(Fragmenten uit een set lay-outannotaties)

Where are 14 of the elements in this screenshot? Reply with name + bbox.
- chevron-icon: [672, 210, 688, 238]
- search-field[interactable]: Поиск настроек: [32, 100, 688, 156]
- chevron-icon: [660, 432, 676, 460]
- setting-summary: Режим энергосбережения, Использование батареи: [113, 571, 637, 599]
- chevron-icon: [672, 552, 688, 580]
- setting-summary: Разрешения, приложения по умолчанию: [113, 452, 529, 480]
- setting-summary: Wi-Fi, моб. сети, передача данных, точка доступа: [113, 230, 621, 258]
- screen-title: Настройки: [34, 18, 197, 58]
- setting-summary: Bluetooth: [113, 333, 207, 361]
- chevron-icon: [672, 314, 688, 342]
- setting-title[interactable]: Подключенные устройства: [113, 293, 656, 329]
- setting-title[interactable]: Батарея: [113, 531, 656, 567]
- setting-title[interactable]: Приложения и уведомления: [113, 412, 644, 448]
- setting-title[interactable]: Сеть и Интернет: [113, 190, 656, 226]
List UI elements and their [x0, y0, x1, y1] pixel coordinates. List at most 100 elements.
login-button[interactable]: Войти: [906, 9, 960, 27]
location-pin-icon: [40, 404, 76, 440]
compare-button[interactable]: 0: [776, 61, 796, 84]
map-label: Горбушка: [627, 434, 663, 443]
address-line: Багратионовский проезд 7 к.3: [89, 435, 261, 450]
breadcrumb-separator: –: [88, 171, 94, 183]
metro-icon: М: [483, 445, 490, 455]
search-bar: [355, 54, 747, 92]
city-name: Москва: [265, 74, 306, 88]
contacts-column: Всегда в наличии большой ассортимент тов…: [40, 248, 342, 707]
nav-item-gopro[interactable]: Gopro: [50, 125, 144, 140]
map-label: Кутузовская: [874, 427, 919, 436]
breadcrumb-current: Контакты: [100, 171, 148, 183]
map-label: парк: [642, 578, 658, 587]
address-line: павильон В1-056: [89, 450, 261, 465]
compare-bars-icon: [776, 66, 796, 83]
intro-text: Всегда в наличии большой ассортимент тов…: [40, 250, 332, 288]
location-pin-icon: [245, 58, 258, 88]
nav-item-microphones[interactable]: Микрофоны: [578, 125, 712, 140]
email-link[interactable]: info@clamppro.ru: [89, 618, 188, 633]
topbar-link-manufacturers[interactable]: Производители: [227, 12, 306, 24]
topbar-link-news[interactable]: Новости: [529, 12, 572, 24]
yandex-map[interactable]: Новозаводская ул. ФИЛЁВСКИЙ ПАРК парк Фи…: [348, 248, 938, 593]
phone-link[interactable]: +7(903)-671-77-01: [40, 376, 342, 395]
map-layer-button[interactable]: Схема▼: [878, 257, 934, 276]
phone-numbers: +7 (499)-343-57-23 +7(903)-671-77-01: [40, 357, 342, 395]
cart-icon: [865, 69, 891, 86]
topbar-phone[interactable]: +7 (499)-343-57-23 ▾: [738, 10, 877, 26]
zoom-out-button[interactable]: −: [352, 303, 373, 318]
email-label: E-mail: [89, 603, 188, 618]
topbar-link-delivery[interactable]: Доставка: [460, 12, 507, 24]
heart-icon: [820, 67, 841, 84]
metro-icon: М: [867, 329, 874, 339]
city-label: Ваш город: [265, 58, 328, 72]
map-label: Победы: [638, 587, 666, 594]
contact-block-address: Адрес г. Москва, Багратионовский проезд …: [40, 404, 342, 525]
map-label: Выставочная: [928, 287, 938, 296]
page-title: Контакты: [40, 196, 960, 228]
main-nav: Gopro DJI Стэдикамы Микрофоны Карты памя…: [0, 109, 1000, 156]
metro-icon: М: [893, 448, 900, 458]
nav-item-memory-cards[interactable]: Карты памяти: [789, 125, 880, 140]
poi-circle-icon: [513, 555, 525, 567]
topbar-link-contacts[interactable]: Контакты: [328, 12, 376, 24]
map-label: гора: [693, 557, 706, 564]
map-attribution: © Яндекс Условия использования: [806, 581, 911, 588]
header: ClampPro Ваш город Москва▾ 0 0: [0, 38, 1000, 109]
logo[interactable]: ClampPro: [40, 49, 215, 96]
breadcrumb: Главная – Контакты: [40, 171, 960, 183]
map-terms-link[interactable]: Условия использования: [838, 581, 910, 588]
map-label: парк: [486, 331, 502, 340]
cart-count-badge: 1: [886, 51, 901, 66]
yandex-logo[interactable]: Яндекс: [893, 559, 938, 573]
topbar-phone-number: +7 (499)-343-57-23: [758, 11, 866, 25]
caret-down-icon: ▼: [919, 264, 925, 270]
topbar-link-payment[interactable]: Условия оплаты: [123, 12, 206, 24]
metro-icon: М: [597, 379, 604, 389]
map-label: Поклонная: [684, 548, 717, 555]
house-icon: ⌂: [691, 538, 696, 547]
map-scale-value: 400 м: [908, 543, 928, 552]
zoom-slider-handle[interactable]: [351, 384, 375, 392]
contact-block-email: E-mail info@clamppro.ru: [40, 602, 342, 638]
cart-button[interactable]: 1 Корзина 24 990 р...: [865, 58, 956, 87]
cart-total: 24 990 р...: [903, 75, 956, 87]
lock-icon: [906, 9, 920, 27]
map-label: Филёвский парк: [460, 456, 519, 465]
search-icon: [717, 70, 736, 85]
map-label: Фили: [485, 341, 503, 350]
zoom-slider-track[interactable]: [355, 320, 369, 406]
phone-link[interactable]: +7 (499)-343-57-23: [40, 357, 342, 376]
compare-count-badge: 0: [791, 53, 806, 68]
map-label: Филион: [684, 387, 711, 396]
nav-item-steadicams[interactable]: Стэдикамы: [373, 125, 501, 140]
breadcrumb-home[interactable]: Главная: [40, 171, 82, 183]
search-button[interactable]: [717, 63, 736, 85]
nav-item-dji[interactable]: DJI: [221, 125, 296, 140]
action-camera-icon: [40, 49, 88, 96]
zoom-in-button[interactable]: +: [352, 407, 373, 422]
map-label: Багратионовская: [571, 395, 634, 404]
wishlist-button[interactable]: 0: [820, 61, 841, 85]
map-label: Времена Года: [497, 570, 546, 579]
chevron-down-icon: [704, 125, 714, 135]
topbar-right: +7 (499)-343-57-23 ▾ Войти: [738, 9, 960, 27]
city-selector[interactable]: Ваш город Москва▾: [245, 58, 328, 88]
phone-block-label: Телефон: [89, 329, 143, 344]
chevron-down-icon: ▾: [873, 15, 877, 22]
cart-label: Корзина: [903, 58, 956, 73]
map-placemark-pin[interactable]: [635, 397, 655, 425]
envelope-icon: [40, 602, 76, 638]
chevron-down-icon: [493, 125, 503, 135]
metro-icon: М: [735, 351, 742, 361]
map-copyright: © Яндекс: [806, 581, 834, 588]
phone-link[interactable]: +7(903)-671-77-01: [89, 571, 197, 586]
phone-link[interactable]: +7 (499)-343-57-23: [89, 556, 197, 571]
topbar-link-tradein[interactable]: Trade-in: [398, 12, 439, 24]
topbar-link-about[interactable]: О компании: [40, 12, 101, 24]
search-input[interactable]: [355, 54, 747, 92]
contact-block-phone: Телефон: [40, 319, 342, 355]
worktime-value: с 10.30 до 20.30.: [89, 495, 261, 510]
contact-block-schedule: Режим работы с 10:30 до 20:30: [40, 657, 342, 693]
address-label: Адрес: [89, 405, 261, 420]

OPDRACHT:
Tel hoeveel regels hierboven de tekenreeks "search" bevatten. Antwoord alleen met het getal.

ANTWOORD:
5